Débaptiser une rue au détriment d’un personnage historique, c’est omettre sciemment les héritages de la mémoire collective. Une chose inadmissible, quoique l’on dise.
« Baptiser des infrastructures exige une attention minutieuse. Il faut que toute la population ait approuvé que la personne choisie a réalisé des exploits. Ces braves ne sont pas forcément décédés. Par contre, ils n’exercent plus leurs fonctions. Par exemple, le stade Maître Kira à Toliara. Ce grand joueur est encore vivant, mais à la retraite. Prenons l’exemple des politiciens, les rues, les établissements scolaires, les places publiques ainsi que les bâtiments portent les noms des députés MDRM, des nationalistes qui ont lutté contre la colonisation. Ils n’étaient plus au pouvoir lorsque leurs successeurs ont inauguré ces infrastructures. Donc, comme je l’ai dit, il faut faire très attention, car dans le cas contraire, ce sera une recommandation partisane, voire un culte de la personnalité. La plupart du temps, ce sont ceux qui entourent les dirigeants qui jouent au fou du roi. Ils veulent impressionner leur chef », a fait savoir le docteur spécialiste en histoire politique Alexandre D. Lahiniriko.

..............................

> **Consigne 1**:
Pour chacune des affirmations suivantes, indiquez si elle concorde avec le texte sur le nom des rues, en répondant par oui ou par non et en citant exactement les mots du texte qui tranchent. (a) Les personnes dont on donne le nom à une infrastructure doivent obligatoirement être mortes. (b) Le joueur qui a donné son nom au stade de Toliara est toujours en vie. (c) Les députés MDRM exerçaient encore le pouvoir quand on a inauguré les infrastructures portant leur nom.
> **Consigne 2**:
Recopiez mot pour mot le passage du texte sur le nom des rues qui commence par « Débaptiser une rue » et se termine par « quoique l’on dise. ».

> **Données enregistrées**:
..............................

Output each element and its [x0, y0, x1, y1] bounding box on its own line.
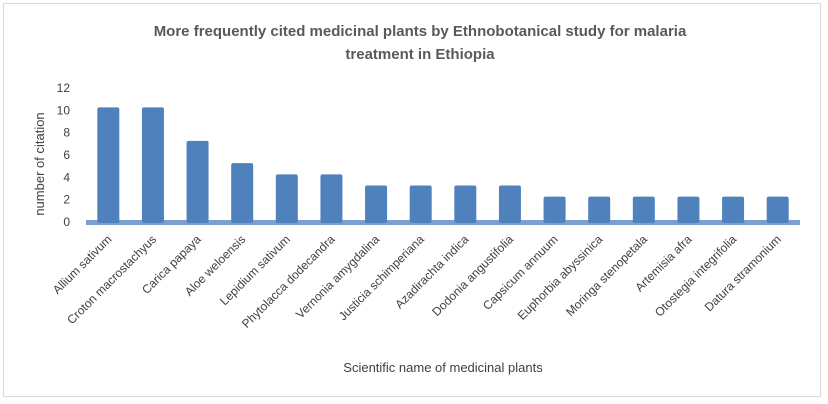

..............................

> **Réponse 1**:
(a) Non : « Ces braves ne sont pas forcément décédés. »
(b) Oui : « Ce grand joueur est encore vivant, mais à la retraite. »
(c) Non : « Ils n’étaient plus au pouvoir lorsque leurs successeurs ont inauguré ces infrastructures. »

> **Réponse 2**:
Débaptiser une rue au détriment d’un personnage historique, c’est omettre sciemment les héritages de la mémoire collective. Une chose inadmissible, quoique l’on dise.